Stored records

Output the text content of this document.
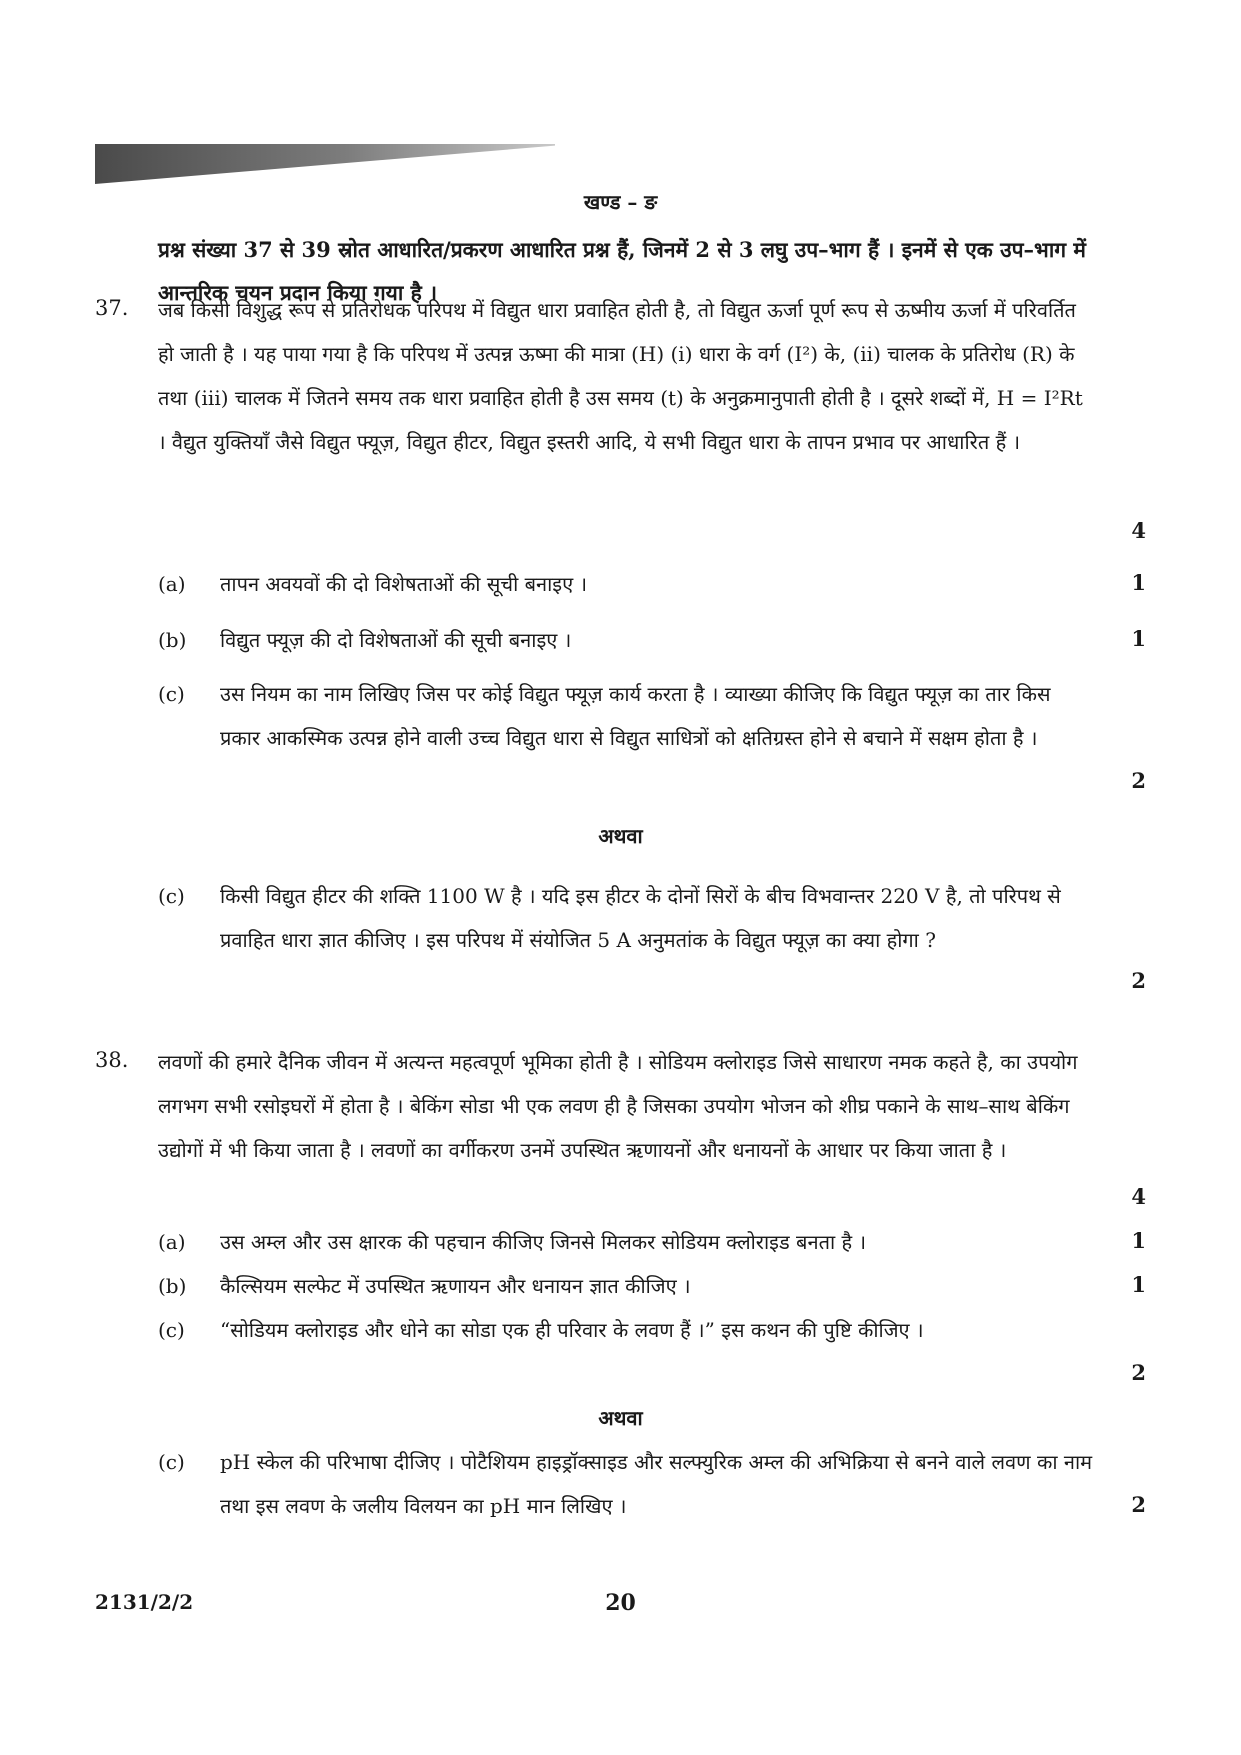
खण्ड – ङ
प्रश्न संख्या 37 से 39 स्रोत आधारित/प्रकरण आधारित प्रश्न हैं, जिनमें 2 से 3 लघु उप–भाग हैं । इनमें से एक उप–भाग में आन्तरिक चयन प्रदान किया गया है ।
37. जब किसी विशुद्ध रूप से प्रतिरोधक परिपथ में विद्युत धारा प्रवाहित होती है, तो विद्युत ऊर्जा पूर्ण रूप से ऊष्मीय ऊर्जा में परिवर्तित हो जाती है । यह पाया गया है कि परिपथ में उत्पन्न ऊष्मा की मात्रा (H) (i) धारा के वर्ग (I²) के, (ii) चालक के प्रतिरोध (R) के तथा (iii) चालक में जितने समय तक धारा प्रवाहित होती है उस समय (t) के अनुक्रमानुपाती होती है । दूसरे शब्दों में, H = I²Rt । वैद्युत युक्तियाँ जैसे विद्युत फ्यूज़, विद्युत हीटर, विद्युत इस्तरी आदि, ये सभी विद्युत धारा के तापन प्रभाव पर आधारित हैं ।
4
(a) तापन अवयवों की दो विशेषताओं की सूची बनाइए ।	1
(b) विद्युत फ्यूज़ की दो विशेषताओं की सूची बनाइए ।	1
(c) उस नियम का नाम लिखिए जिस पर कोई विद्युत फ्यूज़ कार्य करता है । व्याख्या कीजिए कि विद्युत फ्यूज़ का तार किस प्रकार आकस्मिक उत्पन्न होने वाली उच्च विद्युत धारा से विद्युत साधित्रों को क्षतिग्रस्त होने से बचाने में सक्षम होता है ।
2
अथवा
(c) किसी विद्युत हीटर की शक्ति 1100 W है । यदि इस हीटर के दोनों सिरों के बीच विभवान्तर 220 V है, तो परिपथ से प्रवाहित धारा ज्ञात कीजिए । इस परिपथ में संयोजित 5 A अनुमतांक के विद्युत फ्यूज़ का क्या होगा ?
2
38. लवणों की हमारे दैनिक जीवन में अत्यन्त महत्वपूर्ण भूमिका होती है । सोडियम क्लोराइड जिसे साधारण नमक कहते है, का उपयोग लगभग सभी रसोइघरों में होता है । बेकिंग सोडा भी एक लवण ही है जिसका उपयोग भोजन को शीघ्र पकाने के साथ–साथ बेकिंग उद्योगों में भी किया जाता है । लवणों का वर्गीकरण उनमें उपस्थित ऋणायनों और धनायनों के आधार पर किया जाता है ।
4
(a) उस अम्ल और उस क्षारक की पहचान कीजिए जिनसे मिलकर सोडियम क्लोराइड बनता है ।	1
(b) कैल्सियम सल्फेट में उपस्थित ऋणायन और धनायन ज्ञात कीजिए ।	1
(c) “सोडियम क्लोराइड और धोने का सोडा एक ही परिवार के लवण हैं ।” इस कथन की पुष्टि कीजिए ।
2
अथवा
(c) pH स्केल की परिभाषा दीजिए । पोटैशियम हाइड्रॉक्साइड और सल्फ्युरिक अम्ल की अभिक्रिया से बनने वाले लवण का नाम तथा इस लवण के जलीय विलयन का pH मान लिखिए ।	2
2131/2/2	20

• [Challenge]: Your task is to copy the entries in full and exactly, without any images.

• [Answer to the exercise]:
Output the text content of this document.
खण्ड – ङ
प्रश्न संख्या 37 से 39 स्रोत आधारित/प्रकरण आधारित प्रश्न हैं, जिनमें 2 से 3 लघु उप–भाग हैं । इनमें से एक उप–भाग में आन्तरिक चयन प्रदान किया गया है ।
37. जब किसी विशुद्ध रूप से प्रतिरोधक परिपथ में विद्युत धारा प्रवाहित होती है, तो विद्युत ऊर्जा पूर्ण रूप से ऊष्मीय ऊर्जा में परिवर्तित हो जाती है । यह पाया गया है कि परिपथ में उत्पन्न ऊष्मा की मात्रा (H) (i) धारा के वर्ग (I²) के, (ii) चालक के प्रतिरोध (R) के तथा (iii) चालक में जितने समय तक धारा प्रवाहित होती है उस समय (t) के अनुक्रमानुपाती होती है । दूसरे शब्दों में, H = I²Rt । वैद्युत युक्तियाँ जैसे विद्युत फ्यूज़, विद्युत हीटर, विद्युत इस्तरी आदि, ये सभी विद्युत धारा के तापन प्रभाव पर आधारित हैं ।
4
(a) तापन अवयवों की दो विशेषताओं की सूची बनाइए ।	1
(b) विद्युत फ्यूज़ की दो विशेषताओं की सूची बनाइए ।	1
(c) उस नियम का नाम लिखिए जिस पर कोई विद्युत फ्यूज़ कार्य करता है । व्याख्या कीजिए कि विद्युत फ्यूज़ का तार किस प्रकार आकस्मिक उत्पन्न होने वाली उच्च विद्युत धारा से विद्युत साधित्रों को क्षतिग्रस्त होने से बचाने में सक्षम होता है ।
2
अथवा
(c) किसी विद्युत हीटर की शक्ति 1100 W है । यदि इस हीटर के दोनों सिरों के बीच विभवान्तर 220 V है, तो परिपथ से प्रवाहित धारा ज्ञात कीजिए । इस परिपथ में संयोजित 5 A अनुमतांक के विद्युत फ्यूज़ का क्या होगा ?
2
38. लवणों की हमारे दैनिक जीवन में अत्यन्त महत्वपूर्ण भूमिका होती है । सोडियम क्लोराइड जिसे साधारण नमक कहते है, का उपयोग लगभग सभी रसोइघरों में होता है । बेकिंग सोडा भी एक लवण ही है जिसका उपयोग भोजन को शीघ्र पकाने के साथ–साथ बेकिंग उद्योगों में भी किया जाता है । लवणों का वर्गीकरण उनमें उपस्थित ऋणायनों और धनायनों के आधार पर किया जाता है ।
4
(a) उस अम्ल और उस क्षारक की पहचान कीजिए जिनसे मिलकर सोडियम क्लोराइड बनता है ।	1
(b) कैल्सियम सल्फेट में उपस्थित ऋणायन और धनायन ज्ञात कीजिए ।	1
(c) “सोडियम क्लोराइड और धोने का सोडा एक ही परिवार के लवण हैं ।” इस कथन की पुष्टि कीजिए ।
2
अथवा
(c) pH स्केल की परिभाषा दीजिए । पोटैशियम हाइड्रॉक्साइड और सल्फ्युरिक अम्ल की अभिक्रिया से बनने वाले लवण का नाम तथा इस लवण के जलीय विलयन का pH मान लिखिए ।	2
2131/2/2	20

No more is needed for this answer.